───── TASK DATA

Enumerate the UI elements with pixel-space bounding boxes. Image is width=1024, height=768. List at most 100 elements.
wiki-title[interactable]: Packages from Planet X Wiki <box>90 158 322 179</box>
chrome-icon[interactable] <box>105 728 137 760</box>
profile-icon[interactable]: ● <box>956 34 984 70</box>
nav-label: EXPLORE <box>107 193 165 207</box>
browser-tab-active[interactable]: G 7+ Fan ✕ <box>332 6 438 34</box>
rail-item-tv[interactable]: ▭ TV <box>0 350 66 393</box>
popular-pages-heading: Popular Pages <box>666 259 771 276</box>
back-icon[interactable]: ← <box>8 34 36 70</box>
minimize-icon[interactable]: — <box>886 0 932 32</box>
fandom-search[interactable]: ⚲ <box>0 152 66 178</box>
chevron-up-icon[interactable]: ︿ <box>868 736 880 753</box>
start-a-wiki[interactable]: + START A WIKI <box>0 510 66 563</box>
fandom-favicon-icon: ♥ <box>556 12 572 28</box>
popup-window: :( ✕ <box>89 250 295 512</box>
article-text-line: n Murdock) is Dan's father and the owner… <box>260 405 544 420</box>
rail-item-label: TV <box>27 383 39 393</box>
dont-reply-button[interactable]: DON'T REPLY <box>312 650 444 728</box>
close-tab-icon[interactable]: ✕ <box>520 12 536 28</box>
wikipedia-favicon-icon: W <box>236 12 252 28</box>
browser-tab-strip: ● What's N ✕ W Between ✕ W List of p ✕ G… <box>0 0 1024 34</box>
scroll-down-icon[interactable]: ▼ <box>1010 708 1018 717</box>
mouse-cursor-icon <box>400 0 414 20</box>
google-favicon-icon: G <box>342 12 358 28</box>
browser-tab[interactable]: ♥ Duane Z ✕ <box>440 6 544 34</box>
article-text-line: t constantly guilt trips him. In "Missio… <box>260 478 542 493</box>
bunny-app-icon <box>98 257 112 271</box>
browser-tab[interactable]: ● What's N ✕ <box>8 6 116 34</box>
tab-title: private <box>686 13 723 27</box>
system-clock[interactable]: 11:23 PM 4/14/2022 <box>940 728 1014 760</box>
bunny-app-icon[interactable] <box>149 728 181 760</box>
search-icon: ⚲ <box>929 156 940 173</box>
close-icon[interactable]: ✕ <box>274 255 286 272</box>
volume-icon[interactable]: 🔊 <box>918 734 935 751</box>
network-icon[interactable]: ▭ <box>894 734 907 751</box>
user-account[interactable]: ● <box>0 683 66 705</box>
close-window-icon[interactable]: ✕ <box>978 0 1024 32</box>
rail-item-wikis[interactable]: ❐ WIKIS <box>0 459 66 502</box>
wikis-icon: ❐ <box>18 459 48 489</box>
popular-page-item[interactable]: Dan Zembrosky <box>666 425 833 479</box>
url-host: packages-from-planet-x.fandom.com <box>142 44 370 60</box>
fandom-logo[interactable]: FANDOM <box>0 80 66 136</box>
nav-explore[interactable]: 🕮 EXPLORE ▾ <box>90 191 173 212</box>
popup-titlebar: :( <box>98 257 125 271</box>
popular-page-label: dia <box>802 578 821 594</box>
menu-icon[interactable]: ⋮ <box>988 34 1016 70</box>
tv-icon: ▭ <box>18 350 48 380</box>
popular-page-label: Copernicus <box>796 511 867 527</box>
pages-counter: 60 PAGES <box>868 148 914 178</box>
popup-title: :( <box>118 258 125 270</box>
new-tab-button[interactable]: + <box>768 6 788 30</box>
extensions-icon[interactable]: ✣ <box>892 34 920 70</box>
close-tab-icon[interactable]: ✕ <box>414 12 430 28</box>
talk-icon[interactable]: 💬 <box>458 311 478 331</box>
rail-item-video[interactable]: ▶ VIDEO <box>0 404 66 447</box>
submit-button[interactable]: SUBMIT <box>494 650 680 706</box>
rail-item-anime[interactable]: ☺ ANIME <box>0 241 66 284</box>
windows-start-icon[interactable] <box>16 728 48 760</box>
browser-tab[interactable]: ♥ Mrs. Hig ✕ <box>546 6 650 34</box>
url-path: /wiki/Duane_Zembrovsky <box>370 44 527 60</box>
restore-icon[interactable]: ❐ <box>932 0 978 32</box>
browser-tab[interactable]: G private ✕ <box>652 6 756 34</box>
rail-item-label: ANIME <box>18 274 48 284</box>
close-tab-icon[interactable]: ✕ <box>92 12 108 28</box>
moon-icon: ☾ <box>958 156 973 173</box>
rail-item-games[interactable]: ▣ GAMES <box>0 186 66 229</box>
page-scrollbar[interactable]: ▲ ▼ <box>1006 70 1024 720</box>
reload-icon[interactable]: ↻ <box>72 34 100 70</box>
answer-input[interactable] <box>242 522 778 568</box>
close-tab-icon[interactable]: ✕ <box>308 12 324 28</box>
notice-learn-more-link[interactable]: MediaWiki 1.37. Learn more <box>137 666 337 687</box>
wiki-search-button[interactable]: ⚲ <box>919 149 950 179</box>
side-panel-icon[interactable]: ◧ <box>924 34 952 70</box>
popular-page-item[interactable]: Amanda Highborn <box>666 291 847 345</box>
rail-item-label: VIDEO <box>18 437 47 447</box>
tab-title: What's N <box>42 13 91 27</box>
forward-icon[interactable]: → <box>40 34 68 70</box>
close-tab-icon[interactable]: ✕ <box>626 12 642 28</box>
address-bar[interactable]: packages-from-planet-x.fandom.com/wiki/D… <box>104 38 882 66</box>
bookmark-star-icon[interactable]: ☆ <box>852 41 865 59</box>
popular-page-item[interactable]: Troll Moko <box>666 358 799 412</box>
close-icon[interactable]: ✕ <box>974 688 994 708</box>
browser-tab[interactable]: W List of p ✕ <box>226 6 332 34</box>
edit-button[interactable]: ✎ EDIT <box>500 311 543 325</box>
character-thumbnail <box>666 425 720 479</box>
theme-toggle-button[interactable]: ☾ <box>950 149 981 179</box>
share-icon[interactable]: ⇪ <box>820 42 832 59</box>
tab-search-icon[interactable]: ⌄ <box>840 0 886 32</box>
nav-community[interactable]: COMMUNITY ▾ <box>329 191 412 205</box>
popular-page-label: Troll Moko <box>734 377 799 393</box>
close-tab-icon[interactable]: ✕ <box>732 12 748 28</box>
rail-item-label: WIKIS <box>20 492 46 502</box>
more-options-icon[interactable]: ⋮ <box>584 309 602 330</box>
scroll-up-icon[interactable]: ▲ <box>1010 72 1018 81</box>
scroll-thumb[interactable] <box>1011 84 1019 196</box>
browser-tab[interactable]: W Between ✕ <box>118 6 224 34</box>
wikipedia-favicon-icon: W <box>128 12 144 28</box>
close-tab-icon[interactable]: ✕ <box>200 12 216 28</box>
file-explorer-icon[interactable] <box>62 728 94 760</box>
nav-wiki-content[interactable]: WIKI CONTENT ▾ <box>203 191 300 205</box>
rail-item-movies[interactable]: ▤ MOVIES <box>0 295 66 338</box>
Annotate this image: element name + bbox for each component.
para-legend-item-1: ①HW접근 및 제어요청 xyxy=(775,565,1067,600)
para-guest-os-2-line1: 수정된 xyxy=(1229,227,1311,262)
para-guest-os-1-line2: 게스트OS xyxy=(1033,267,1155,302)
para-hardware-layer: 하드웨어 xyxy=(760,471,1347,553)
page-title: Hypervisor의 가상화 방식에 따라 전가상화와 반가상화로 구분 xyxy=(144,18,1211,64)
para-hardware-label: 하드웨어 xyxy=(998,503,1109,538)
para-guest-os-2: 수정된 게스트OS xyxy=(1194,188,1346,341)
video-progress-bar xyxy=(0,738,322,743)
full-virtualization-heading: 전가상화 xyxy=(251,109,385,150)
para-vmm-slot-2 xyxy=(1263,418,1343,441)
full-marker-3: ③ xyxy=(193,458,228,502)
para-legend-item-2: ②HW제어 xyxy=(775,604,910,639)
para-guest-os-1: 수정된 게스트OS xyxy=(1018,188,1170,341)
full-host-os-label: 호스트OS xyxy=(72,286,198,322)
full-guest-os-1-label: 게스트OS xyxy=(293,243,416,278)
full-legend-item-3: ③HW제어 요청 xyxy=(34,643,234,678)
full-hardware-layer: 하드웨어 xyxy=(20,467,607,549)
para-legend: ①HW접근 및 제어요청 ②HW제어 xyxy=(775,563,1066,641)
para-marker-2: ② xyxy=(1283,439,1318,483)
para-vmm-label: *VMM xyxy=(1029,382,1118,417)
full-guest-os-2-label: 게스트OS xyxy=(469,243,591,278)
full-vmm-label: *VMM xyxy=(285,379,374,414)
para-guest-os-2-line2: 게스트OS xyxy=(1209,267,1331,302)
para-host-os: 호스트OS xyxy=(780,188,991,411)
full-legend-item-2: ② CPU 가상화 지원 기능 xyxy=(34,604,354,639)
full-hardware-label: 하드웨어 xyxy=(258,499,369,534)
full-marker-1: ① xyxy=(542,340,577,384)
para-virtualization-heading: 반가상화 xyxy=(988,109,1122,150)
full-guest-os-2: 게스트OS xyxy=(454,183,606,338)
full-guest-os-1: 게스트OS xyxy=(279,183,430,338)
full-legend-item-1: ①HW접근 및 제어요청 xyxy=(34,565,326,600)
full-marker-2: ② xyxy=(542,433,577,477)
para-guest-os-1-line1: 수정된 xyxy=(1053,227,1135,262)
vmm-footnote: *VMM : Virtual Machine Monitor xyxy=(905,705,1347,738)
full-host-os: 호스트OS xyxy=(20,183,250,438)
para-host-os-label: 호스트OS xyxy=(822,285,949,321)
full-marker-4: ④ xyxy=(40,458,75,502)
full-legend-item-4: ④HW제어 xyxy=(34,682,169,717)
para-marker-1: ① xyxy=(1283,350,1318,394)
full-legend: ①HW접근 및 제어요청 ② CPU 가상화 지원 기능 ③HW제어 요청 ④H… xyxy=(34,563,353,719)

──────────

WORK TO BE COMPLETED >>
Recast the records as a Markdown table with the columns Row and Entry, running from the start of the records up to and including the line with "user-account[interactable]: ● <box>0". Leave out any blank lines.

SOLUTION TO THIS TASK >>
| Row | Entry |
|---|---|
| 1 | Enumerate the UI elements with pixel-space bounding boxes. Image is width=1024, height=768. List at most 100 elements. |
| 2 | wiki-title[interactable]: Packages from Planet X Wiki <box>90 158 322 179</box> |
| 3 | chrome-icon[interactable] <box>105 728 137 760</box> |
| 4 | profile-icon[interactable]: ● <box>956 34 984 70</box> |
| 5 | nav-label: EXPLORE <box>107 193 165 207</box> |
| 6 | browser-tab-active[interactable]: G 7+ Fan ✕ <box>332 6 438 34</box> |
| 7 | rail-item-tv[interactable]: ▭ TV <box>0 350 66 393</box> |
| 8 | popular-pages-heading: Popular Pages <box>666 259 771 276</box> |
| 9 | back-icon[interactable]: ← <box>8 34 36 70</box> |
| 10 | minimize-icon[interactable]: — <box>886 0 932 32</box> |
| 11 | fandom-search[interactable]: ⚲ <box>0 152 66 178</box> |
| 12 | chevron-up-icon[interactable]: ︿ <box>868 736 880 753</box> |
| 13 | start-a-wiki[interactable]: + START A WIKI <box>0 510 66 563</box> |
| 14 | fandom-favicon-icon: ♥ <box>556 12 572 28</box> |
| 15 | popup-window: :( ✕ <box>89 250 295 512</box> |
| 16 | article-text-line: n Murdock) is Dan's father and the owner… <box>260 405 544 420</box> |
| 17 | rail-item-label: TV <box>27 383 39 393</box> |
| 18 | dont-reply-button[interactable]: DON'T REPLY <box>312 650 444 728</box> |
| 19 | close-tab-icon[interactable]: ✕ <box>520 12 536 28</box> |
| 20 | wikipedia-favicon-icon: W <box>236 12 252 28</box> |
| 21 | browser-tab-strip: ● What's N ✕ W Between ✕ W List of p ✕ G… <box>0 0 1024 34</box> |
| 22 | scroll-down-icon[interactable]: ▼ <box>1010 708 1018 717</box> |
| 23 | mouse-cursor-icon <box>400 0 414 20</box> |
| 24 | google-favicon-icon: G <box>342 12 358 28</box> |
| 25 | browser-tab[interactable]: ♥ Duane Z ✕ <box>440 6 544 34</box> |
| 26 | article-text-line: t constantly guilt trips him. In "Missio… <box>260 478 542 493</box> |
| 27 | bunny-app-icon <box>98 257 112 271</box> |
| 28 | browser-tab[interactable]: ● What's N ✕ <box>8 6 116 34</box> |
| 29 | tab-title: private <box>686 13 723 27</box> |
| 30 | system-clock[interactable]: 11:23 PM 4/14/2022 <box>940 728 1014 760</box> |
| 31 | bunny-app-icon[interactable] <box>149 728 181 760</box> |
| 32 | search-icon: ⚲ <box>929 156 940 173</box> |
| 33 | close-icon[interactable]: ✕ <box>274 255 286 272</box> |
| 34 | volume-icon[interactable]: 🔊 <box>918 734 935 751</box> |
| 35 | network-icon[interactable]: ▭ <box>894 734 907 751</box> |
| 36 | user-account[interactable]: ● <box>0 683 66 705</box> |